> **What needs to be done**:
Rewrite the data below, replacing "mixing device" with "blender" and leaving everything else unchanged. Omit the pictures from your answer.

> **Records provided**:
— BEGIN —

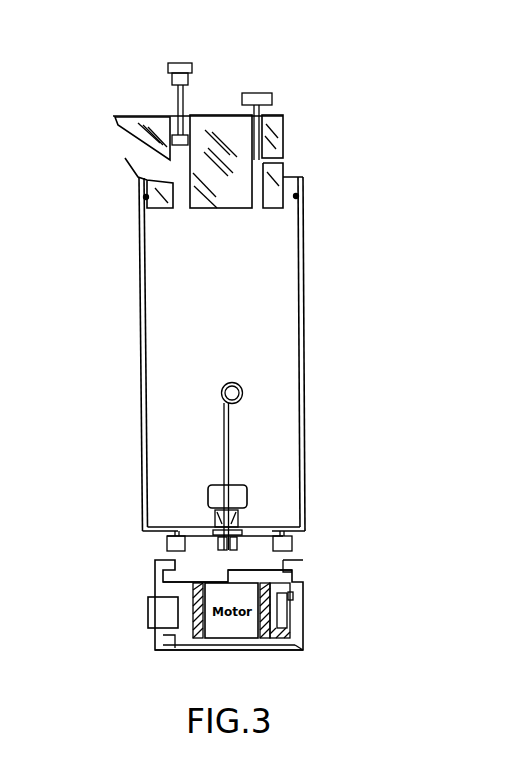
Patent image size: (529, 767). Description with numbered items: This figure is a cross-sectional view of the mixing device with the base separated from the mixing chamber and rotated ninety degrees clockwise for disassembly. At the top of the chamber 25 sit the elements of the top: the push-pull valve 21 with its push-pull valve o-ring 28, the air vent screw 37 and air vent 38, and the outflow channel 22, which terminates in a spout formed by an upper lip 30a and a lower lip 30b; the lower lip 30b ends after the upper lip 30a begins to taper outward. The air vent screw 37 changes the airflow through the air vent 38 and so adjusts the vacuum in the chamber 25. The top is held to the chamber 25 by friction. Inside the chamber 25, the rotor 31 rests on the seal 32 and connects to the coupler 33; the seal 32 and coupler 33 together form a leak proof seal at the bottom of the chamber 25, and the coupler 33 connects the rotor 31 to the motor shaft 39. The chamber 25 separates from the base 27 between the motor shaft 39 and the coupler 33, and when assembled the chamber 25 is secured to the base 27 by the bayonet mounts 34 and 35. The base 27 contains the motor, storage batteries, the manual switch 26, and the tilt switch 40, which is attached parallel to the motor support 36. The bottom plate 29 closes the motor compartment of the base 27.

The push-pull valve 21 is at (168, 73).
The outflow channel 22 is at (147, 160).
The chamber 25 is at (308, 358).
The manual switch 26 is at (148, 618).
The base 27 is at (307, 622).
The push-pull valve o-ring 28 is at (172, 137).
The bottom plate 29 is at (215, 655).
The upper lip 30a is at (115, 119).
The lower lip 30b is at (125, 158).
The rotor 31 is at (222, 450).
The seal 32 is at (220, 528).
The coupler 33 is at (220, 538).
The bayonet mount 34 is at (165, 549).
The bayonet mount 35 is at (153, 576).
The motor support 36 is at (303, 650).
The air vent screw 37 is at (272, 93).
The air vent 38 is at (283, 158).
The motor shaft 39 is at (230, 580).
The tilt switch 40 is at (290, 610).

— END —

> **Correct output**:
Patent image size: (529, 767). Description with numbered items: This figure is a cross-sectional view of the blender with the base separated from the mixing chamber and rotated ninety degrees clockwise for disassembly. At the top of the chamber 25 sit the elements of the top: the push-pull valve 21 with its push-pull valve o-ring 28, the air vent screw 37 and air vent 38, and the outflow channel 22, which terminates in a spout formed by an upper lip 30a and a lower lip 30b; the lower lip 30b ends after the upper lip 30a begins to taper outward. The air vent screw 37 changes the airflow through the air vent 38 and so adjusts the vacuum in the chamber 25. The top is held to the chamber 25 by friction. Inside the chamber 25, the rotor 31 rests on the seal 32 and connects to the coupler 33; the seal 32 and coupler 33 together form a leak proof seal at the bottom of the chamber 25, and the coupler 33 connects the rotor 31 to the motor shaft 39. The chamber 25 separates from the base 27 between the motor shaft 39 and the coupler 33, and when assembled the chamber 25 is secured to the base 27 by the bayonet mounts 34 and 35. The base 27 contains the motor, storage batteries, the manual switch 26, and the tilt switch 40, which is attached parallel to the motor support 36. The bottom plate 29 closes the motor compartment of the base 27.

The push-pull valve 21 is at (168, 73).
The outflow channel 22 is at (147, 160).
The chamber 25 is at (308, 358).
The manual switch 26 is at (148, 618).
The base 27 is at (307, 622).
The push-pull valve o-ring 28 is at (172, 137).
The bottom plate 29 is at (215, 655).
The upper lip 30a is at (115, 119).
The lower lip 30b is at (125, 158).
The rotor 31 is at (222, 450).
The seal 32 is at (220, 528).
The coupler 33 is at (220, 538).
The bayonet mount 34 is at (165, 549).
The bayonet mount 35 is at (153, 576).
The motor support 36 is at (303, 650).
The air vent screw 37 is at (272, 93).
The air vent 38 is at (283, 158).
The motor shaft 39 is at (230, 580).
The tilt switch 40 is at (290, 610).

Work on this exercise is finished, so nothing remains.